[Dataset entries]
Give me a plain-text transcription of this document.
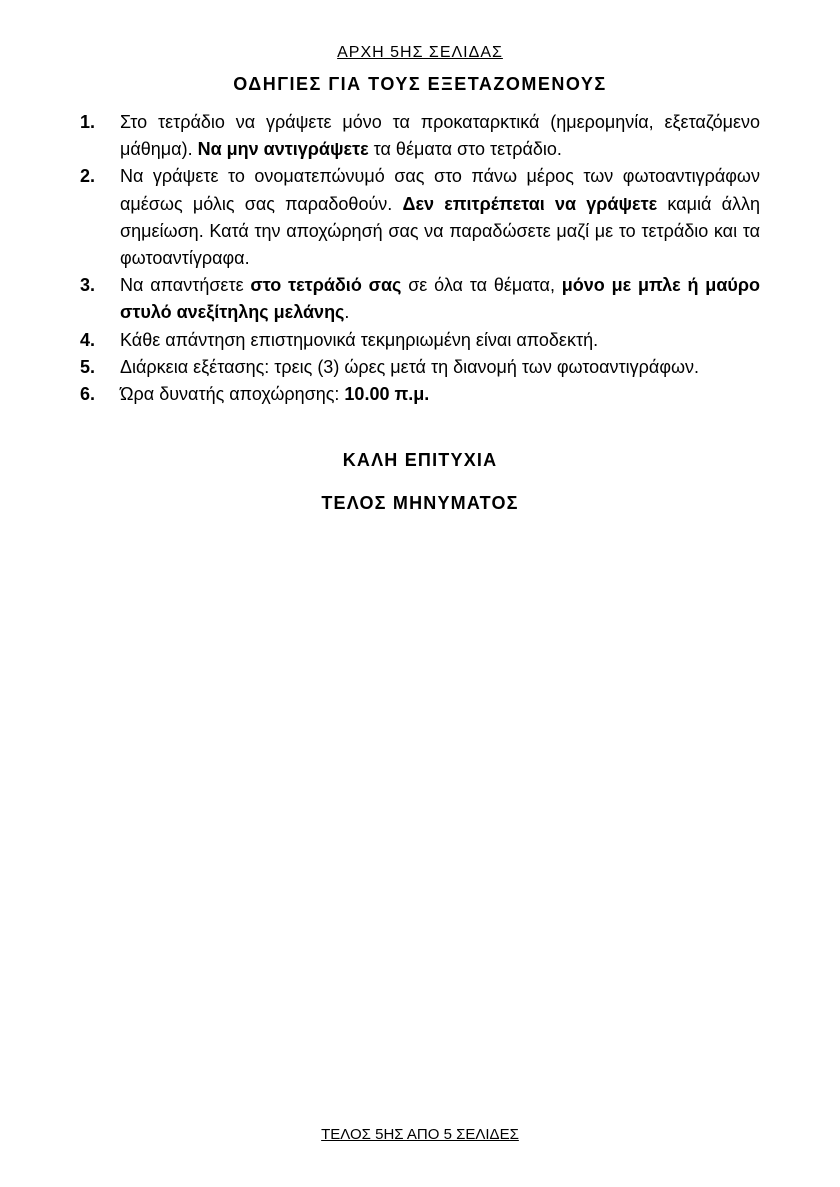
ΑΡΧΗ 5ΗΣ ΣΕΛΙΔΑΣ
ΟΔΗΓΙΕΣ ΓΙΑ ΤΟΥΣ ΕΞΕΤΑΖΟΜΕΝΟΥΣ
1. Στο τετράδιο να γράψετε μόνο τα προκαταρκτικά (ημερομηνία, εξεταζόμενο μάθημα). Να μην αντιγράψετε τα θέματα στο τετράδιο.
2. Να γράψετε το ονοματεπώνυμό σας στο πάνω μέρος των φωτοαντιγράφων αμέσως μόλις σας παραδοθούν. Δεν επιτρέπεται να γράψετε καμιά άλλη σημείωση. Κατά την αποχώρησή σας να παραδώσετε μαζί με το τετράδιο και τα φωτοαντίγραφα.
3. Να απαντήσετε στο τετράδιό σας σε όλα τα θέματα, μόνο με μπλε ή μαύρο στυλό ανεξίτηλης μελάνης.
4. Κάθε απάντηση επιστημονικά τεκμηριωμένη είναι αποδεκτή.
5. Διάρκεια εξέτασης: τρεις (3) ώρες μετά τη διανομή των φωτοαντιγράφων.
6. Ώρα δυνατής αποχώρησης: 10.00 π.μ.
ΚΑΛΗ ΕΠΙΤΥΧΙΑ
ΤΕΛΟΣ ΜΗΝΥΜΑΤΟΣ
ΤΕΛΟΣ 5ΗΣ ΑΠΟ 5 ΣΕΛΙΔΕΣ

EXERCISE TASK
Reproduce all of the material exactly, apart from the pictures.

REPLY TO THE EXERCISE
Give me a plain-text transcription of this document.
ΑΡΧΗ 5ΗΣ ΣΕΛΙΔΑΣ
ΟΔΗΓΙΕΣ ΓΙΑ ΤΟΥΣ ΕΞΕΤΑΖΟΜΕΝΟΥΣ
1. Στο τετράδιο να γράψετε μόνο τα προκαταρκτικά (ημερομηνία, εξεταζόμενο μάθημα). Να μην αντιγράψετε τα θέματα στο τετράδιο.
2. Να γράψετε το ονοματεπώνυμό σας στο πάνω μέρος των φωτοαντιγράφων αμέσως μόλις σας παραδοθούν. Δεν επιτρέπεται να γράψετε καμιά άλλη σημείωση. Κατά την αποχώρησή σας να παραδώσετε μαζί με το τετράδιο και τα φωτοαντίγραφα.
3. Να απαντήσετε στο τετράδιό σας σε όλα τα θέματα, μόνο με μπλε ή μαύρο στυλό ανεξίτηλης μελάνης.
4. Κάθε απάντηση επιστημονικά τεκμηριωμένη είναι αποδεκτή.
5. Διάρκεια εξέτασης: τρεις (3) ώρες μετά τη διανομή των φωτοαντιγράφων.
6. Ώρα δυνατής αποχώρησης: 10.00 π.μ.
ΚΑΛΗ ΕΠΙΤΥΧΙΑ
ΤΕΛΟΣ ΜΗΝΥΜΑΤΟΣ
ΤΕΛΟΣ 5ΗΣ ΑΠΟ 5 ΣΕΛΙΔΕΣ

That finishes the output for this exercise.